Copy out all the lines where "planilha" shows up.

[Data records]
....

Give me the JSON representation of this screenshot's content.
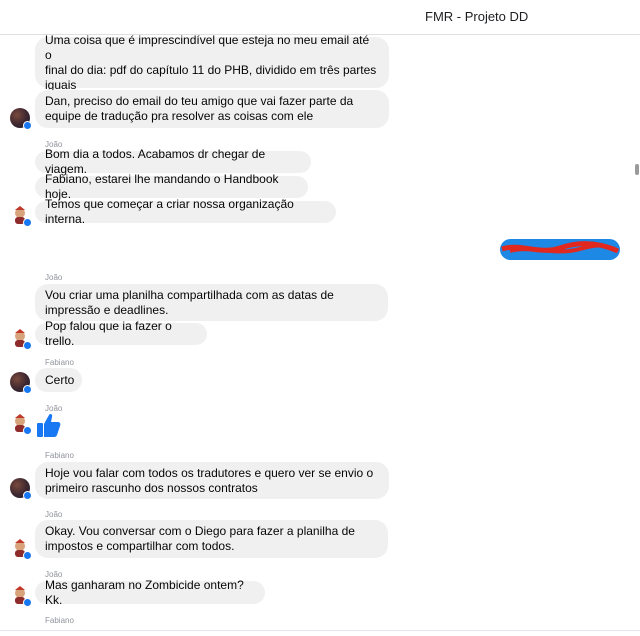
{
  "header": {
    "title": "FMR - Projeto DD"
  },
  "colors": {
    "bubble_in": "#f1f0f0",
    "bubble_out": "#1e88e5",
    "accent": "#1877f2",
    "scribble": "#e0281e"
  },
  "messages": [
    {
      "text": "Uma coisa que é imprescindível que esteja no meu email até o\nfinal do dia: pdf do capítulo 11 do PHB, dividido em três partes\niguais"
    },
    {
      "text": "Dan, preciso do email do teu amigo que vai fazer parte da\nequipe de tradução pra resolver as coisas com ele"
    },
    {
      "sender": "João"
    },
    {
      "text": "Bom dia a todos. Acabamos dr chegar de viagem."
    },
    {
      "text": "Fabiano, estarei lhe mandando o Handbook hoje."
    },
    {
      "text": "Temos que começar a criar nossa organização interna."
    },
    {
      "sender": "João"
    },
    {
      "text": "Vou criar uma planilha compartilhada com as datas de\nimpressão e deadlines."
    },
    {
      "text": "Pop falou que ia fazer o trello."
    },
    {
      "sender": "Fabiano"
    },
    {
      "text": "Certo"
    },
    {
      "sender": "João"
    },
    {
      "sender": "Fabiano"
    },
    {
      "text": "Hoje vou falar com todos os tradutores e quero ver se envio o\nprimeiro rascunho dos nossos contratos"
    },
    {
      "sender": "João"
    },
    {
      "text": "Okay. Vou conversar com o Diego para fazer a planilha de\nimpostos e compartilhar com todos."
    },
    {
      "sender": "João"
    },
    {
      "text": "Mas ganharam no Zombicide ontem? Kk."
    },
    {
      "sender": "Fabiano"
    }
  ],
  "reaction": {
    "icon": "thumbs-up-icon"
  },
  "outgoing": {
    "redacted": true
  }
}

....

Finished exercise:
      "text": "Vou criar uma planilha compartilhada com as datas de\nimpressão e deadlines."
      "text": "Okay. Vou conversar com o Diego para fazer a planilha de\nimpostos e compartilhar com todos."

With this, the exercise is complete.